* [Task] Within the records that follow, find every line containing the string "Voluntary". Copy those lines.

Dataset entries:
___

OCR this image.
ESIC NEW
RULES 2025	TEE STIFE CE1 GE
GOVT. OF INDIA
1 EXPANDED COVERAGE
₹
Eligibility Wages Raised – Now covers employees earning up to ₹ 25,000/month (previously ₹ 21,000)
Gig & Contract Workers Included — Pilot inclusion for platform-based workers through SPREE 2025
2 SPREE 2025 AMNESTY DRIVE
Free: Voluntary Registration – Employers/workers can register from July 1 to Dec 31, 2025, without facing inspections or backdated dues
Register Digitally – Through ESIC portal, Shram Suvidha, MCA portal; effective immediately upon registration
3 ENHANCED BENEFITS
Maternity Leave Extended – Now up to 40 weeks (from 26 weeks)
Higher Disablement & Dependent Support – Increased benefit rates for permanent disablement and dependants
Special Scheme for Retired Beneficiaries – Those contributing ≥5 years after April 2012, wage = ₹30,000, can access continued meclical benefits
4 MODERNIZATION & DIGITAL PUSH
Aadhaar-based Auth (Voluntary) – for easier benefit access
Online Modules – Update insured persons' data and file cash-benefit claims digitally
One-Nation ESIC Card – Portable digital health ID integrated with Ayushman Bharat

___

* [Answer to this task]
Free: Voluntary Registration – Employers/workers can register from July 1 to Dec 31, 2025, without facing inspections or backdated dues
Aadhaar-based Auth (Voluntary) – for easier benefit access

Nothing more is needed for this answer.